[Data entries]
────

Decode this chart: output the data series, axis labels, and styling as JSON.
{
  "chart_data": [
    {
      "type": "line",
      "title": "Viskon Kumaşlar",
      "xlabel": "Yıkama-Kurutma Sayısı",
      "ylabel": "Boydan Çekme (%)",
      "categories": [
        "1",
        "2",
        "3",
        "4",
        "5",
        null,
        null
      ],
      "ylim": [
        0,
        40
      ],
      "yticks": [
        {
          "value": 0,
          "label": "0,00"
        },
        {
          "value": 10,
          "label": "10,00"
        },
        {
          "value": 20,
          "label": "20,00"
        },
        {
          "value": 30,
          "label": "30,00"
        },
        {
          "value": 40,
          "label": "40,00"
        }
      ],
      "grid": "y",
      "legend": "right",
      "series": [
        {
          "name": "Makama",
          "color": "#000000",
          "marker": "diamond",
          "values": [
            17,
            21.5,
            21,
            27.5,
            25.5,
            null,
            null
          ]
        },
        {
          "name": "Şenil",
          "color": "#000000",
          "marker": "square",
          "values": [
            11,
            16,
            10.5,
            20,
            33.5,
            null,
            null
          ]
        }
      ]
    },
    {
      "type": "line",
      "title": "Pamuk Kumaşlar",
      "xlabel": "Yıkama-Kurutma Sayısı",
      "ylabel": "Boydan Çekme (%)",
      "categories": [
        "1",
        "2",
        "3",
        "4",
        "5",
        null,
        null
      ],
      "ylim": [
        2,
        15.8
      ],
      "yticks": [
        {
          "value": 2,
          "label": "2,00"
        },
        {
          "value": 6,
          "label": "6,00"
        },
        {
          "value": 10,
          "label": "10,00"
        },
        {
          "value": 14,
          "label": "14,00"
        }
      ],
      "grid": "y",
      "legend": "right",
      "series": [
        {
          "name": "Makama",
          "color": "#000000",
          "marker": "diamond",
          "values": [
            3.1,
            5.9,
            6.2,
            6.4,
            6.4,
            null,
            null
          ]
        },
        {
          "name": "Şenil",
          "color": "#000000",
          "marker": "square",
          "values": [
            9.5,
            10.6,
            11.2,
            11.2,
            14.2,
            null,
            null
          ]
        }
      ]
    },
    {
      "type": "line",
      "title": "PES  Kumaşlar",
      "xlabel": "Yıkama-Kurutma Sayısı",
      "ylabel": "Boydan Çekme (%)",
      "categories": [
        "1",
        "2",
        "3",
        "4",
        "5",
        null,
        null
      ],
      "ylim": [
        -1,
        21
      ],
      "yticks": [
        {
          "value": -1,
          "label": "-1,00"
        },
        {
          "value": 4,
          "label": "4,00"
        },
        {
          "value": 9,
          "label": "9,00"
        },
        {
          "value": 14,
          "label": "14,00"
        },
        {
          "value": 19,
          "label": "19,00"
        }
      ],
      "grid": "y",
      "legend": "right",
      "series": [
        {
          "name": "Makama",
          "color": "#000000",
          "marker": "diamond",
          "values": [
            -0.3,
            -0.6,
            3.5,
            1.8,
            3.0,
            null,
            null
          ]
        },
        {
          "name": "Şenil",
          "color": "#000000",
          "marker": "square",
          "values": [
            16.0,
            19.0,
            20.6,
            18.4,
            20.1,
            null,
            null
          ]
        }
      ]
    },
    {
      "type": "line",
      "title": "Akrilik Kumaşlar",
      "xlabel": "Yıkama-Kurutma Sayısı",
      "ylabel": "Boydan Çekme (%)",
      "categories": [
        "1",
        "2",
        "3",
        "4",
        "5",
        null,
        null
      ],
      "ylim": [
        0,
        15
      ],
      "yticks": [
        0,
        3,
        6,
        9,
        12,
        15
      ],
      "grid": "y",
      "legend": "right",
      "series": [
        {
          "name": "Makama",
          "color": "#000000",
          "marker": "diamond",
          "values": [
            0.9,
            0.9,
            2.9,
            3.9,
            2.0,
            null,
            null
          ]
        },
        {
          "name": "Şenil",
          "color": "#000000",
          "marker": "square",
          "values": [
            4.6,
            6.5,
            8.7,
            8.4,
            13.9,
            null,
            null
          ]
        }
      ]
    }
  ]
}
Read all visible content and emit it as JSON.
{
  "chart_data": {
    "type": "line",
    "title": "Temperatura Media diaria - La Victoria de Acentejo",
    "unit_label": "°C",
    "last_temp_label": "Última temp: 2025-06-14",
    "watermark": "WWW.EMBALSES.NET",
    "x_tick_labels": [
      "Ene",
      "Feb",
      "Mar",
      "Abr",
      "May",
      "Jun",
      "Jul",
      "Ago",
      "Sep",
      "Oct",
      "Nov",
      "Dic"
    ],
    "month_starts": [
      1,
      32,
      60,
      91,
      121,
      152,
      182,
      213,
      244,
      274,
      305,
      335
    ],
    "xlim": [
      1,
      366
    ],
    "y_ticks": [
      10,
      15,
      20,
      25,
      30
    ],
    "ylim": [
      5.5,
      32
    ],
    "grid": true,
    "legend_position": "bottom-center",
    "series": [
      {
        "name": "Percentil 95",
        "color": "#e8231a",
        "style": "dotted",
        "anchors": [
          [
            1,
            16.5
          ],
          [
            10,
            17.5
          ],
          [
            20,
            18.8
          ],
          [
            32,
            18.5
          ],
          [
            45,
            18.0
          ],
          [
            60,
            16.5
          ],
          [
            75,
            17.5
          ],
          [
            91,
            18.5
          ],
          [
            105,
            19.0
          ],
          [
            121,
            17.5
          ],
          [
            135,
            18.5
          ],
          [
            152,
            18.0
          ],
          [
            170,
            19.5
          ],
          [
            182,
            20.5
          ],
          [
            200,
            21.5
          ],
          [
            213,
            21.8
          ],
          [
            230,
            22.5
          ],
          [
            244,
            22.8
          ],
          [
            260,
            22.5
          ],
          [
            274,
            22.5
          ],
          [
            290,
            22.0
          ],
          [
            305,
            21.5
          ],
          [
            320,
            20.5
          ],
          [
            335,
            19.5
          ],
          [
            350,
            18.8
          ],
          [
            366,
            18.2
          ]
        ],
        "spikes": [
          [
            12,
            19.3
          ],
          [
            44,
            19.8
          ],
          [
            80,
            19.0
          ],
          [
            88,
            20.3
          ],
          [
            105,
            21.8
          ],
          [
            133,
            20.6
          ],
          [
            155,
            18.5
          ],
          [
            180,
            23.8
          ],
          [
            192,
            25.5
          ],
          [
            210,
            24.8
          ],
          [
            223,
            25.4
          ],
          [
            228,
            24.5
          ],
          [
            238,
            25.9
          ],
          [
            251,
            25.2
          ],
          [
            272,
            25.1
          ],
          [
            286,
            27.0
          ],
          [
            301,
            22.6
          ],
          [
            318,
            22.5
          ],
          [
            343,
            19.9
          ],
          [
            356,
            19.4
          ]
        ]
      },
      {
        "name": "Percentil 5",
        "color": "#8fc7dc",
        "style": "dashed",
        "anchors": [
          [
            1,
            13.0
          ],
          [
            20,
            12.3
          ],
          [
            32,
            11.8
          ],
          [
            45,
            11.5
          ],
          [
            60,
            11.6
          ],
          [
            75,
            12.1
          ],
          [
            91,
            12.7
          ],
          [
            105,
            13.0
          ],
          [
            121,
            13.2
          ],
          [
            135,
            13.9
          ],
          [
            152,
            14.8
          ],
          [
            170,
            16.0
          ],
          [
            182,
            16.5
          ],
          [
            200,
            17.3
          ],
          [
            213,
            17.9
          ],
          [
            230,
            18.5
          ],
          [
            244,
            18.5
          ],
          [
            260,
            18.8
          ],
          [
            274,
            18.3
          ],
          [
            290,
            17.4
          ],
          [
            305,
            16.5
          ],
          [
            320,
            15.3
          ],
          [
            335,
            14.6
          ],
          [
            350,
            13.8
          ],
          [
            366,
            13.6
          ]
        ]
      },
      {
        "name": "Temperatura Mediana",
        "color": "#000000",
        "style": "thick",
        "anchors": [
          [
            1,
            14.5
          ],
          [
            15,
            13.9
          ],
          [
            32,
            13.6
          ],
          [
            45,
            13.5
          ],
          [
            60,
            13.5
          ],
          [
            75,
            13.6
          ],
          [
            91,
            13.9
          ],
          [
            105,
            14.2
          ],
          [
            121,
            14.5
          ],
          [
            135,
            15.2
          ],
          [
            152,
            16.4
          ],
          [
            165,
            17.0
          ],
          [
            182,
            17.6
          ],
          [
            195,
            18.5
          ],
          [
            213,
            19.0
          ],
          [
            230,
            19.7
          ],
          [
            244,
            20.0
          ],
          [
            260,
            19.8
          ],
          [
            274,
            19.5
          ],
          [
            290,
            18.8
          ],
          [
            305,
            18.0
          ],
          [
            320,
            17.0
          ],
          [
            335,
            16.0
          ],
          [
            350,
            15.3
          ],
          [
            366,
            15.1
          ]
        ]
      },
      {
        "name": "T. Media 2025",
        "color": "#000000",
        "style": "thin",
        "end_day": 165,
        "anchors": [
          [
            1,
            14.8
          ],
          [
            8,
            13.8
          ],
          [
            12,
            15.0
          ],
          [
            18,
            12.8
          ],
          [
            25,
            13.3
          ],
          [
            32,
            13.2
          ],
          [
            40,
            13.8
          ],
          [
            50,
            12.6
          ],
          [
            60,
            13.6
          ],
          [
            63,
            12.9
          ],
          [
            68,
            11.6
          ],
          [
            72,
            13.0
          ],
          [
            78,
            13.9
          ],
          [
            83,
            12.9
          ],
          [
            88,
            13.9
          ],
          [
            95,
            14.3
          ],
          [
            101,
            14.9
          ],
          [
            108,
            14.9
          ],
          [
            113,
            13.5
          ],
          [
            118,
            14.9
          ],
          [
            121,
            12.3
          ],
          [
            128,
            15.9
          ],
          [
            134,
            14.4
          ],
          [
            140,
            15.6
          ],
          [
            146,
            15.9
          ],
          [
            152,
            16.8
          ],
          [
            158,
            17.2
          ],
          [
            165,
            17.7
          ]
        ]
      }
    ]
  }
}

────

*Instruction:* Find the lines above holding the word "style" and show them.

*Exercise response:*
        "style": "dotted",
        "style": "dashed",
        "style": "thick",
        "style": "thin",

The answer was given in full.